── Data supplied

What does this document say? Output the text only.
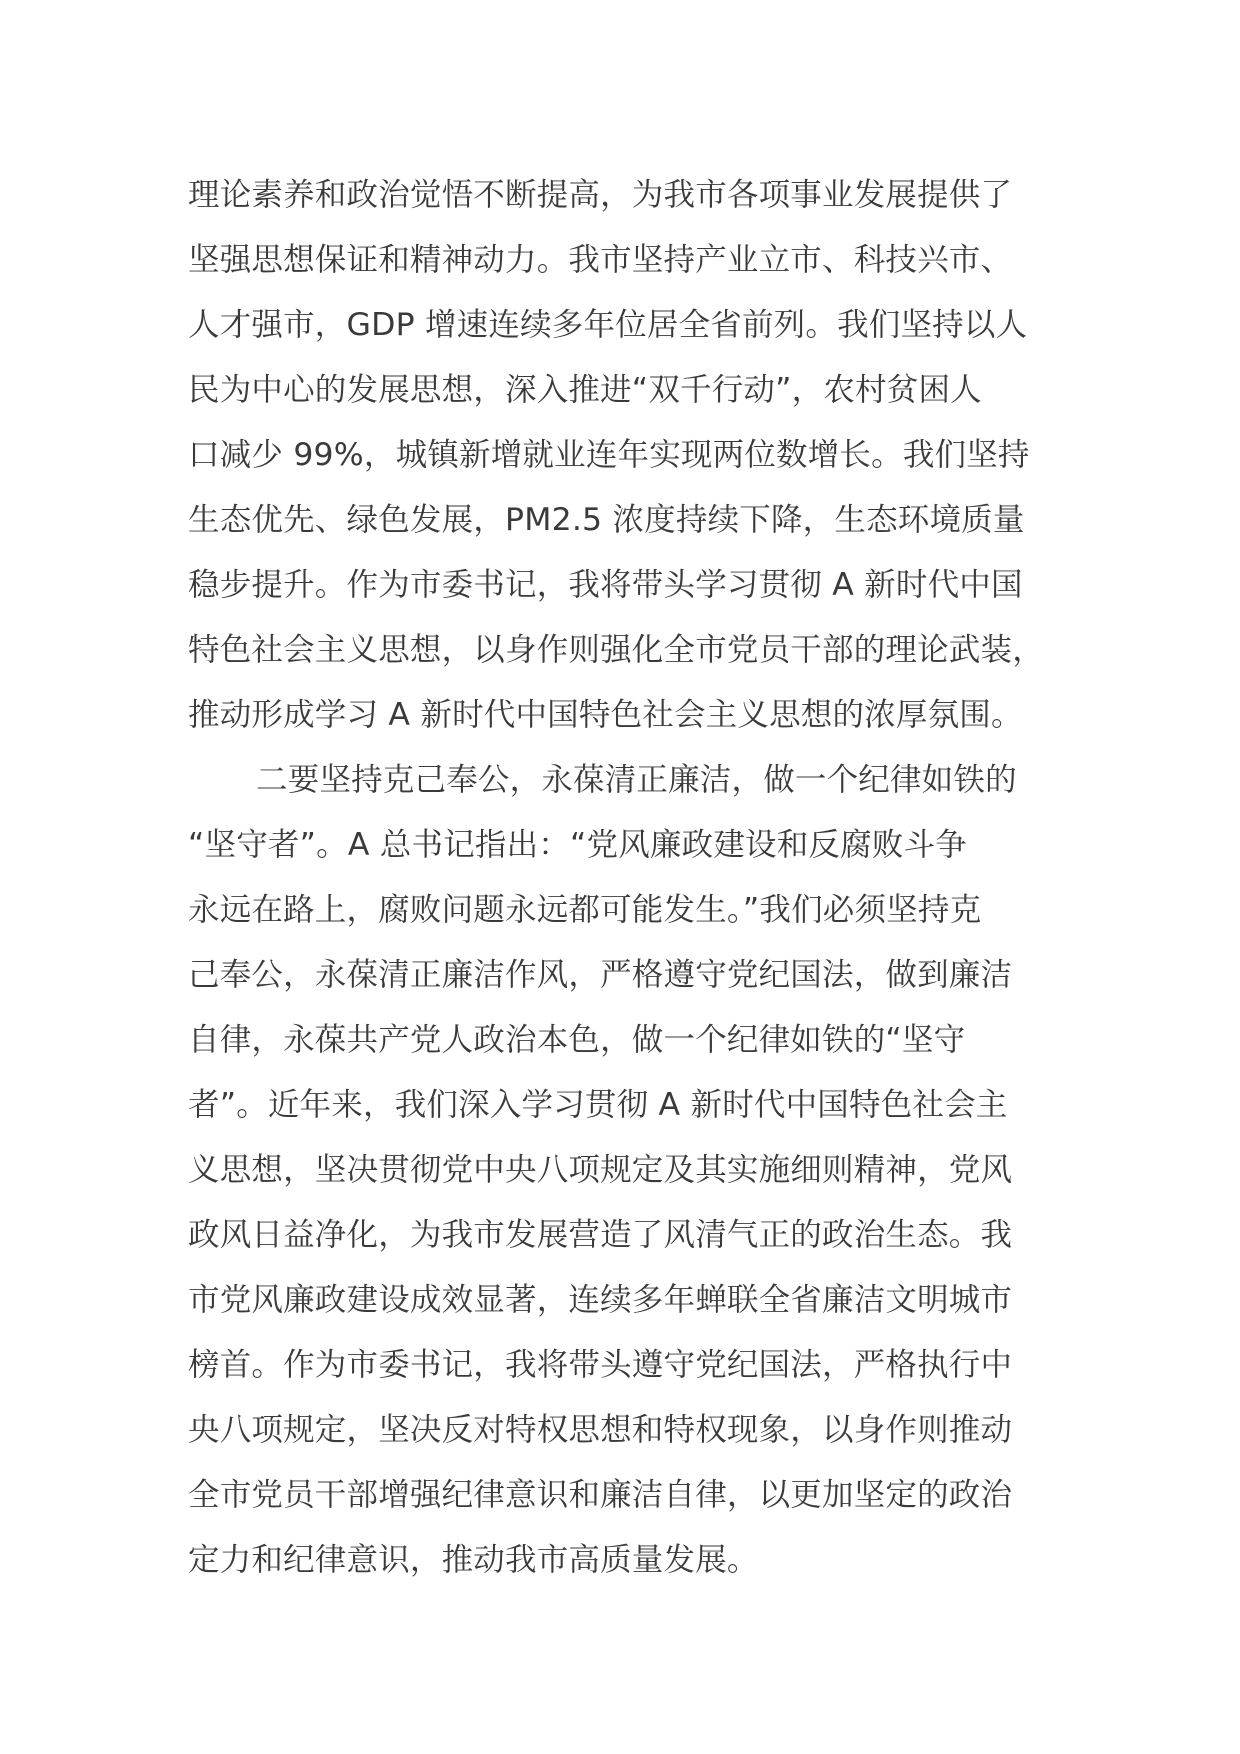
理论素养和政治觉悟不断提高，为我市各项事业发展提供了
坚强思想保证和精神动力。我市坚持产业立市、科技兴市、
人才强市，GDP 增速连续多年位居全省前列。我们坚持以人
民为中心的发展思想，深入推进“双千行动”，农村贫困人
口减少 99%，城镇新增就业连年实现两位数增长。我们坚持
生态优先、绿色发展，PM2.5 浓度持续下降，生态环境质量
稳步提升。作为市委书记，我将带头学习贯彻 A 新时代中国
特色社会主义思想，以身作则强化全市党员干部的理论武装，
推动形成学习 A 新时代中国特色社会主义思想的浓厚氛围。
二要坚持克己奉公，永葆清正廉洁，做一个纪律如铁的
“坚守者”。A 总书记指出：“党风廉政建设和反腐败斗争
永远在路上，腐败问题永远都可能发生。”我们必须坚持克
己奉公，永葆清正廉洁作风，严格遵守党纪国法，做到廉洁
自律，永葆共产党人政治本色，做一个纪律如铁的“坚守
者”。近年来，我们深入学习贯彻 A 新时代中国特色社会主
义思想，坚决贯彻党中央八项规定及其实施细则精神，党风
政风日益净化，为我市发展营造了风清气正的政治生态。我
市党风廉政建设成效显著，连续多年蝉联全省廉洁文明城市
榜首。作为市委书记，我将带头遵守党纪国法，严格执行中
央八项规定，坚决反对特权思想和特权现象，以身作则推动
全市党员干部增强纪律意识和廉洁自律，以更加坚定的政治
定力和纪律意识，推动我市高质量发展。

────
── Data supplied

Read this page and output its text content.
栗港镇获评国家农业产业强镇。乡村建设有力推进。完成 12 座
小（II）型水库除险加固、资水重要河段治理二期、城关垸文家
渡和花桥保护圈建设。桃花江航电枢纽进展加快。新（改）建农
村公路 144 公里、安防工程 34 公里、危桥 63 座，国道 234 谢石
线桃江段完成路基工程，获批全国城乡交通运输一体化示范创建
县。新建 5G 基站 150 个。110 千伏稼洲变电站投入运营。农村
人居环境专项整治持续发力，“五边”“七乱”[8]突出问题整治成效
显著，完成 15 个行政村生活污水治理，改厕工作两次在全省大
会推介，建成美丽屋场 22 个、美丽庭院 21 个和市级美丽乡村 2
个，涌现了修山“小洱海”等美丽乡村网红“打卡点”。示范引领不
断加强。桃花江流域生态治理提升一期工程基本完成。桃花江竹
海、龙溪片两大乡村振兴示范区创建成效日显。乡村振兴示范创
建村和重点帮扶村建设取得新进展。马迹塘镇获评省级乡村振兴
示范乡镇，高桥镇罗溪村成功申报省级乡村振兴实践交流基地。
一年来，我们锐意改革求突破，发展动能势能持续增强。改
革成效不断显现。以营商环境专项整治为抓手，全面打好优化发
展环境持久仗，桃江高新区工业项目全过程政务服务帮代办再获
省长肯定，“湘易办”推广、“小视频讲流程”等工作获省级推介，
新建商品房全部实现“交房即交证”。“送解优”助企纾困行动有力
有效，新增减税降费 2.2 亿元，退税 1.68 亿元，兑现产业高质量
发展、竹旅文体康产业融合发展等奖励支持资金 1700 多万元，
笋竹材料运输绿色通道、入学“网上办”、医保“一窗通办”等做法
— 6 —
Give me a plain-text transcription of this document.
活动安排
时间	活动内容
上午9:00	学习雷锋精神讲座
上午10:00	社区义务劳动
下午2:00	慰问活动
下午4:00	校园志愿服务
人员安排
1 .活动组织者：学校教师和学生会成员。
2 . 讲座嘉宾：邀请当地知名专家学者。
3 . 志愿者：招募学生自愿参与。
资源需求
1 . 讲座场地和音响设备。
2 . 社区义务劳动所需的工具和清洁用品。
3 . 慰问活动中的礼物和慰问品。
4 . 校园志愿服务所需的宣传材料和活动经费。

────

Wherever the word "做一个纪律如铁的" occurs in a line of the listing, copy that line.

二要坚持克己奉公，永葆清正廉洁，做一个纪律如铁的
自律，永葆共产党人政治本色，做一个纪律如铁的“坚守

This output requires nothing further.